======== SOURCE MATERIAL

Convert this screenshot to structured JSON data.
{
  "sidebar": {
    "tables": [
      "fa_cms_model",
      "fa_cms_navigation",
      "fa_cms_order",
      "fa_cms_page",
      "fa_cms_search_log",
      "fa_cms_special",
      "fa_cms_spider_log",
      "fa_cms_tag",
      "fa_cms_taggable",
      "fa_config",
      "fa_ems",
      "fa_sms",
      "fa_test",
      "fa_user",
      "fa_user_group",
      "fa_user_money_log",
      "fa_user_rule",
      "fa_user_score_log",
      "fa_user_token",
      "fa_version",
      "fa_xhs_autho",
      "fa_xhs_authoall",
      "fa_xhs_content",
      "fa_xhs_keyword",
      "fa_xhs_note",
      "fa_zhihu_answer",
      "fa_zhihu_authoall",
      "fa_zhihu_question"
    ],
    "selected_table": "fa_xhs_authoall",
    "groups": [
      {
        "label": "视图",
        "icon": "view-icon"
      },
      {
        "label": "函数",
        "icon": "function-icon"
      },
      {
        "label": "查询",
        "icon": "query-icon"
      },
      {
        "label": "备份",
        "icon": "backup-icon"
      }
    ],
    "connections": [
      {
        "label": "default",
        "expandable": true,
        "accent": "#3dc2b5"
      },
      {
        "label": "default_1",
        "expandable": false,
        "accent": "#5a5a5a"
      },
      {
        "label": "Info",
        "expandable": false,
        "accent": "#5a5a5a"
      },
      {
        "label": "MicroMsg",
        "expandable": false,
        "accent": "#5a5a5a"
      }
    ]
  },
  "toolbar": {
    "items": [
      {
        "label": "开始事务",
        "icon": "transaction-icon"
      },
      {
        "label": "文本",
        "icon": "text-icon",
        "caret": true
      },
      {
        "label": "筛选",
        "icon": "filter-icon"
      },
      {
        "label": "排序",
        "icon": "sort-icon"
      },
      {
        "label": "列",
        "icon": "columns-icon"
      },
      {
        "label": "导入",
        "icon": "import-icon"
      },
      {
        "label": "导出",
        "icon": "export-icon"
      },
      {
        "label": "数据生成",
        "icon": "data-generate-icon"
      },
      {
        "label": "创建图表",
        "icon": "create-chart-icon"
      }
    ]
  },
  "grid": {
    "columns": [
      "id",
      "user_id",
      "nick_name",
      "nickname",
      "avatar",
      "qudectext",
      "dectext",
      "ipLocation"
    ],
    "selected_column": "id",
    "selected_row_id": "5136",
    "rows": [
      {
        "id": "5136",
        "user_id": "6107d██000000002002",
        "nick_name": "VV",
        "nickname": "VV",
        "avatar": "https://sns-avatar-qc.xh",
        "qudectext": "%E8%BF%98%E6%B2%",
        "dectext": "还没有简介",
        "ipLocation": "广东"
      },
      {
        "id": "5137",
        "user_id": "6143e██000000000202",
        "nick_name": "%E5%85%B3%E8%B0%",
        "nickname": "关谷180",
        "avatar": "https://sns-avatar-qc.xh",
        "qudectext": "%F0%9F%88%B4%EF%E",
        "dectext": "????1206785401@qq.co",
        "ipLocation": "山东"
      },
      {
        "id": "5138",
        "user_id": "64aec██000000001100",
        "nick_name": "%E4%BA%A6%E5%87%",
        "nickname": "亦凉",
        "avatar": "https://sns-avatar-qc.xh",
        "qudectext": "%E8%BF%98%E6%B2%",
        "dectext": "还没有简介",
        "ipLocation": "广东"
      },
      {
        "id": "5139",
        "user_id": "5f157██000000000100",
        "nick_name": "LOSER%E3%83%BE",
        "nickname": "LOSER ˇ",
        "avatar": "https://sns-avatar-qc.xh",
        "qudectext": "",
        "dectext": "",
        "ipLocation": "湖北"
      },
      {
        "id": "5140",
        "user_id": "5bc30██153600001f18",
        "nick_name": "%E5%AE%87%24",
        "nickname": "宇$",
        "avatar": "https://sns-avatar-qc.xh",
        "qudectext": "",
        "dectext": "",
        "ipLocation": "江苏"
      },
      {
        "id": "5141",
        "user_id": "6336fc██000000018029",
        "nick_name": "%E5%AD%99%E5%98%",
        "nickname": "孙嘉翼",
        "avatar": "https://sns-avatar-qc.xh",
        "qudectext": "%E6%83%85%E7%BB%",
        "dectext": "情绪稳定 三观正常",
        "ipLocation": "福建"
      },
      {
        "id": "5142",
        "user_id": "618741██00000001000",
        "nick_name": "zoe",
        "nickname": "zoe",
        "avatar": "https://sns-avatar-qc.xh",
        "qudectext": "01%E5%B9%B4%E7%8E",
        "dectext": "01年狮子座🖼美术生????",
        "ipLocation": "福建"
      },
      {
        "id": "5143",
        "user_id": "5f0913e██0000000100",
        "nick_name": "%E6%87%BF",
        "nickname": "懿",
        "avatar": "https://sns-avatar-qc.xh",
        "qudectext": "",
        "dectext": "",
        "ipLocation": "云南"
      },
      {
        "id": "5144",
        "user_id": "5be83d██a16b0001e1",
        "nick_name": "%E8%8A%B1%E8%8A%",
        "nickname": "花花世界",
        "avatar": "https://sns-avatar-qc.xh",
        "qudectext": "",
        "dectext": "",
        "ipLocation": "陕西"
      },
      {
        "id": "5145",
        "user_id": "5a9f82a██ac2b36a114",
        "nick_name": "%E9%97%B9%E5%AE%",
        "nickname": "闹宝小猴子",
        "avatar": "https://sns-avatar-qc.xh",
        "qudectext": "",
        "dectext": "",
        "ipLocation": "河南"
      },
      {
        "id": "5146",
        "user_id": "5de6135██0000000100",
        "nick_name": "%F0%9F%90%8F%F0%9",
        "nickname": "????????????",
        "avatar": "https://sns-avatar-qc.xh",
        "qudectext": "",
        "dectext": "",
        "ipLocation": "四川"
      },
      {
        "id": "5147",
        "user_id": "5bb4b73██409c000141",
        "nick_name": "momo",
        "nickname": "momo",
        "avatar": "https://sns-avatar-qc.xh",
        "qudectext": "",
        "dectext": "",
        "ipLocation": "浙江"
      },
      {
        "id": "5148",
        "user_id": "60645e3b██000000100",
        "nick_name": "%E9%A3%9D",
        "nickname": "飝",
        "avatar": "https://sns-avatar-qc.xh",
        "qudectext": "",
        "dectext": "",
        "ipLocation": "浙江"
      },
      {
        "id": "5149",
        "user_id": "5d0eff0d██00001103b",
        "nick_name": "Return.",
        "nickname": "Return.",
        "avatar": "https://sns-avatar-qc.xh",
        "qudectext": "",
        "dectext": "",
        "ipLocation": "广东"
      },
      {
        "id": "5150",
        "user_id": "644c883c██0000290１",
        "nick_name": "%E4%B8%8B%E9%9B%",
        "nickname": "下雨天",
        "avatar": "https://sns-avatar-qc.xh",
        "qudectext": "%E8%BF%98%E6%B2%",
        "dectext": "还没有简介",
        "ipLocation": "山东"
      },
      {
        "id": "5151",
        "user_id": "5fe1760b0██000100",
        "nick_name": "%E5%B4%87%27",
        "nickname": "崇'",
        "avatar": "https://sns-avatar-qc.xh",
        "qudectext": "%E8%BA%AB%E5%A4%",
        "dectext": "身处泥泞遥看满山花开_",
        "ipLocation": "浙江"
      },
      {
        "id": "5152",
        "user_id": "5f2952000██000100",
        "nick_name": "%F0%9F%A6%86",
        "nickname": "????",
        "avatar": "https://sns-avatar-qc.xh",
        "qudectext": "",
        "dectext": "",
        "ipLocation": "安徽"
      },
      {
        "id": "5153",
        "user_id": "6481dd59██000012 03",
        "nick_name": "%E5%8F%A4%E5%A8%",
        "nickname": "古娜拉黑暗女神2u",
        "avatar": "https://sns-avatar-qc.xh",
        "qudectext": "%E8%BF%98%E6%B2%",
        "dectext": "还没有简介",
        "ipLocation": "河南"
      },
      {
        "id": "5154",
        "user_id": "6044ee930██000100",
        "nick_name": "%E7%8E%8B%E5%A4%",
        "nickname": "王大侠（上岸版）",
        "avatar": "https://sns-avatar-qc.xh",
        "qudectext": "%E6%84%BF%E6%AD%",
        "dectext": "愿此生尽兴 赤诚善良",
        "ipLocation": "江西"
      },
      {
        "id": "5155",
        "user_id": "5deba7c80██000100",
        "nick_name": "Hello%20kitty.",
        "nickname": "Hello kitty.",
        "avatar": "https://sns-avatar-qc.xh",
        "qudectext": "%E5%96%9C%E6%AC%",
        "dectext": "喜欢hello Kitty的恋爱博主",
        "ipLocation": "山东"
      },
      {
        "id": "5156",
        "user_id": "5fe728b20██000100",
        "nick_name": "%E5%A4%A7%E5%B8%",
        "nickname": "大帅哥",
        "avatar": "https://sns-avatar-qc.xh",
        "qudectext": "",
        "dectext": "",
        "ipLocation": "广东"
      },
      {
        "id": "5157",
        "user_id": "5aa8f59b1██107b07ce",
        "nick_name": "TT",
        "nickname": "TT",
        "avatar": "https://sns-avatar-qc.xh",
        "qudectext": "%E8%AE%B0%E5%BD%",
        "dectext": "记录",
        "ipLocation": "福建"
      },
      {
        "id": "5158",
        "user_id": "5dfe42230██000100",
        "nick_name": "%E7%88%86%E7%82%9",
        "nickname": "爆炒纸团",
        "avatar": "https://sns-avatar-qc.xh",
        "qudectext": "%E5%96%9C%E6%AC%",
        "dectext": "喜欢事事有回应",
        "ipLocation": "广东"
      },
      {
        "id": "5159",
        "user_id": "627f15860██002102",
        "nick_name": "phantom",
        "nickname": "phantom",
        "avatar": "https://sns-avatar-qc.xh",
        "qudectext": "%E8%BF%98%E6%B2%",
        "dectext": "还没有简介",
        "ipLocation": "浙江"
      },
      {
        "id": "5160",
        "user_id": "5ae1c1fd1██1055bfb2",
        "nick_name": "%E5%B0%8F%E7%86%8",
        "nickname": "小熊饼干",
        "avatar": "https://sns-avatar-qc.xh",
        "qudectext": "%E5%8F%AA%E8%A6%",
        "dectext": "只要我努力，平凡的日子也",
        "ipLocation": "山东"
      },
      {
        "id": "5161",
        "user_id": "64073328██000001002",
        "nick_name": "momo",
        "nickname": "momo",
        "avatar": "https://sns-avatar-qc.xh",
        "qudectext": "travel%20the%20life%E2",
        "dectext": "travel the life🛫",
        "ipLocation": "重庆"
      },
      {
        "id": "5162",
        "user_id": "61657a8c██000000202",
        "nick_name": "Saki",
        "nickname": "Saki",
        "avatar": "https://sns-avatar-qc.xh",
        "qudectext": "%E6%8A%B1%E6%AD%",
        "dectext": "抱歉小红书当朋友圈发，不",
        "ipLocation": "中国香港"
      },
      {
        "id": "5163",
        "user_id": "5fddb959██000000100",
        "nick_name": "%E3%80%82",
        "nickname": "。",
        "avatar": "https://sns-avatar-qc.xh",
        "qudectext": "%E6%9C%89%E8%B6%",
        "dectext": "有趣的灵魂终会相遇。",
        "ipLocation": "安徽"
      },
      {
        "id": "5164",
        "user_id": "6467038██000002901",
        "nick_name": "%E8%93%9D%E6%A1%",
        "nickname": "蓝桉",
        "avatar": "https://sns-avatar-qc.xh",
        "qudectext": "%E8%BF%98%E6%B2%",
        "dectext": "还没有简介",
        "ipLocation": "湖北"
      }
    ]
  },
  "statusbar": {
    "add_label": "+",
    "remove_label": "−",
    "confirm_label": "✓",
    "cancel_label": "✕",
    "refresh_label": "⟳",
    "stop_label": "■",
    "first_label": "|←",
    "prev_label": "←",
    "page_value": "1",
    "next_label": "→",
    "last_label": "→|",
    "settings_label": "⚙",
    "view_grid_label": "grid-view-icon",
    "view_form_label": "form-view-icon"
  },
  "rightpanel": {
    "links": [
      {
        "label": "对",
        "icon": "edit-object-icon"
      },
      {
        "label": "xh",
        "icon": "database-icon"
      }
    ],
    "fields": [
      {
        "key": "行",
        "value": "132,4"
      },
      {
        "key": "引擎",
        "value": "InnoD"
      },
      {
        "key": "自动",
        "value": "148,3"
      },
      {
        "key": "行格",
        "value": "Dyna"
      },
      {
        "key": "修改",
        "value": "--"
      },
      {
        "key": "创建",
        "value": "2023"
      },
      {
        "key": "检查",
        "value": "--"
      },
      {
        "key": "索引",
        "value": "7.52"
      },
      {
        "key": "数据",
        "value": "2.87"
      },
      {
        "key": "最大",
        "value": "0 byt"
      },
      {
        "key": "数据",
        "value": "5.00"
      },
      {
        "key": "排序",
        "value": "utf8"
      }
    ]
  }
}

================

Wherever the word "phantom" occurs in a line of the listing, copy that line.

▶ _SOLUTION TO THIS PROBLEM_:
        "nick_name": "phantom",
        "nickname": "phantom",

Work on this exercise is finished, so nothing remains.